To do: Gather all lines from the material that contain the word "data".

################

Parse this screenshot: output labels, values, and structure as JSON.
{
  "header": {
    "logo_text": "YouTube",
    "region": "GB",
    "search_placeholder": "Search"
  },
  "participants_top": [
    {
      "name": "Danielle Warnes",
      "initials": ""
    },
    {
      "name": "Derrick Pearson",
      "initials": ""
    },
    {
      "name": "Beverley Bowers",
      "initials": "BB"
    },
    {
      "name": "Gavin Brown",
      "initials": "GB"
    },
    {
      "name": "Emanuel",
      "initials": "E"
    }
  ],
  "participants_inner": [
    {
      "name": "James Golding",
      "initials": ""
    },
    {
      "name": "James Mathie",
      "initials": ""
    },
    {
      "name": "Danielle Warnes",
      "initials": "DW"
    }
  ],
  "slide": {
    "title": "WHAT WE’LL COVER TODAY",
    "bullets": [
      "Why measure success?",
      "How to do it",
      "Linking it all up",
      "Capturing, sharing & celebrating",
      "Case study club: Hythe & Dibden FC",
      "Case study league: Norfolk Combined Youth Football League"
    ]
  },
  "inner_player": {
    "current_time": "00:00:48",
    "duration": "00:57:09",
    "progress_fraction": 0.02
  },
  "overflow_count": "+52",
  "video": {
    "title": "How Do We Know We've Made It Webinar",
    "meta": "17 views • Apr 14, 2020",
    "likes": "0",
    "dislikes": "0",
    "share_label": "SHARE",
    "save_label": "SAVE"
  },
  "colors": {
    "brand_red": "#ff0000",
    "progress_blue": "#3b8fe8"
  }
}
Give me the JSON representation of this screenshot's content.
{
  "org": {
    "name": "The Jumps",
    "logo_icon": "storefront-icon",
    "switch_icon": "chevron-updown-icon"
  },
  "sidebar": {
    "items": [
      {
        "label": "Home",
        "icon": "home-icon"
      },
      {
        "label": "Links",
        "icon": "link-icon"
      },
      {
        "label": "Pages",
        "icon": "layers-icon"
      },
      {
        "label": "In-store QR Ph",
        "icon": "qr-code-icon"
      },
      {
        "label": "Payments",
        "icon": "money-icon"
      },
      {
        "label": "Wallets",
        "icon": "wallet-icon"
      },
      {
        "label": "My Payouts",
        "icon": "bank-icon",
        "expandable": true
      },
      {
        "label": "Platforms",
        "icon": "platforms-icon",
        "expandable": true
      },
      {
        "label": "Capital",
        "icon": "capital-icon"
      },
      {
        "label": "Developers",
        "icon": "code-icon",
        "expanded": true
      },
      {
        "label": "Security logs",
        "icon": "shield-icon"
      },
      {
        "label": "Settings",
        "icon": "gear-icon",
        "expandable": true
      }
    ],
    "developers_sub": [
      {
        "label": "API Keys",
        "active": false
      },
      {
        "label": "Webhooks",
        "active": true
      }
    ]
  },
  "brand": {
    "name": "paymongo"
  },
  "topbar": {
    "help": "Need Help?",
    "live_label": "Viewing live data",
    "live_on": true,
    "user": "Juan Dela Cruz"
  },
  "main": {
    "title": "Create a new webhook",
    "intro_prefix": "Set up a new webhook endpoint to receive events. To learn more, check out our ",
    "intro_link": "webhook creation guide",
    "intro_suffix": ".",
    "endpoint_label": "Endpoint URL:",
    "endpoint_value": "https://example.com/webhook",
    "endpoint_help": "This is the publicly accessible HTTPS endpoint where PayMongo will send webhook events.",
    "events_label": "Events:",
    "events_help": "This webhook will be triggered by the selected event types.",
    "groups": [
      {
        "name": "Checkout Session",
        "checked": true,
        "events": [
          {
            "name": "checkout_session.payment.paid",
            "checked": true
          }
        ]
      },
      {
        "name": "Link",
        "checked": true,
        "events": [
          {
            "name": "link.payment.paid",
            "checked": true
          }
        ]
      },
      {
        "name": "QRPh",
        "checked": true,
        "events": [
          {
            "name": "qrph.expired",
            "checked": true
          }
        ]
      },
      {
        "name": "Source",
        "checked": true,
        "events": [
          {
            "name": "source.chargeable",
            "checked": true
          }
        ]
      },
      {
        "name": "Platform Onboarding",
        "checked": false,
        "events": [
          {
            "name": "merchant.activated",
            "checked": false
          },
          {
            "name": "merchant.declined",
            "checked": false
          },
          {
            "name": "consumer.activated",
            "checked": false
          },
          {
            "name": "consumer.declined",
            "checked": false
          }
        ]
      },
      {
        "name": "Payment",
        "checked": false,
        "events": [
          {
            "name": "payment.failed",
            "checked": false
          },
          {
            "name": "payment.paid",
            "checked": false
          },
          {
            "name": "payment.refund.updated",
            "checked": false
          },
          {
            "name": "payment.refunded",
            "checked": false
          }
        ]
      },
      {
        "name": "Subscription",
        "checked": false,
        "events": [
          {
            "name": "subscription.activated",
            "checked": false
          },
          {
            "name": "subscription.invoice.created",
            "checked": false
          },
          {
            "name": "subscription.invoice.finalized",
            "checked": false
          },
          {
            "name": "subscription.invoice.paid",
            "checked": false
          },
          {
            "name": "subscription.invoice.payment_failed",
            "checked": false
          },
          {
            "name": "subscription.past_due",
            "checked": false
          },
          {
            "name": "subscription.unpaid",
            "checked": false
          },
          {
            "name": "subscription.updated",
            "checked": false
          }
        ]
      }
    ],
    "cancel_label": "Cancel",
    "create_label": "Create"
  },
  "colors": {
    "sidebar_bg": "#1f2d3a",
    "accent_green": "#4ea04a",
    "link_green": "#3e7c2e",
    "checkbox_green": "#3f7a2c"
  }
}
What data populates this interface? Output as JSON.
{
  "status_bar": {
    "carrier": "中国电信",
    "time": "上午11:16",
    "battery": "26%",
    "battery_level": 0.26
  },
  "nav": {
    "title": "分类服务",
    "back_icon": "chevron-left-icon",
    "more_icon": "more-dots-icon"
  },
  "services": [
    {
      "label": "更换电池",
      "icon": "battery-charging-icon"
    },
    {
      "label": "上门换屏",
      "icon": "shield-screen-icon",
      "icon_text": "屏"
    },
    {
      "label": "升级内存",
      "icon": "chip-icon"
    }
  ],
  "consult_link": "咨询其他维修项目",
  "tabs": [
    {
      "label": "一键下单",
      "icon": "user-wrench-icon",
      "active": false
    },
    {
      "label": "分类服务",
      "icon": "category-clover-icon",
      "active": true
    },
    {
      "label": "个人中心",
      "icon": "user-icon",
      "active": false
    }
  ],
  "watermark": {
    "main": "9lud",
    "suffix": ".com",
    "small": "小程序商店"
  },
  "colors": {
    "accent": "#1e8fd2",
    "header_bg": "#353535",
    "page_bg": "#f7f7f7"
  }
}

################

Answer to this task:
    "live_label": "Viewing live data",
What data populates this interface? Output as JSON.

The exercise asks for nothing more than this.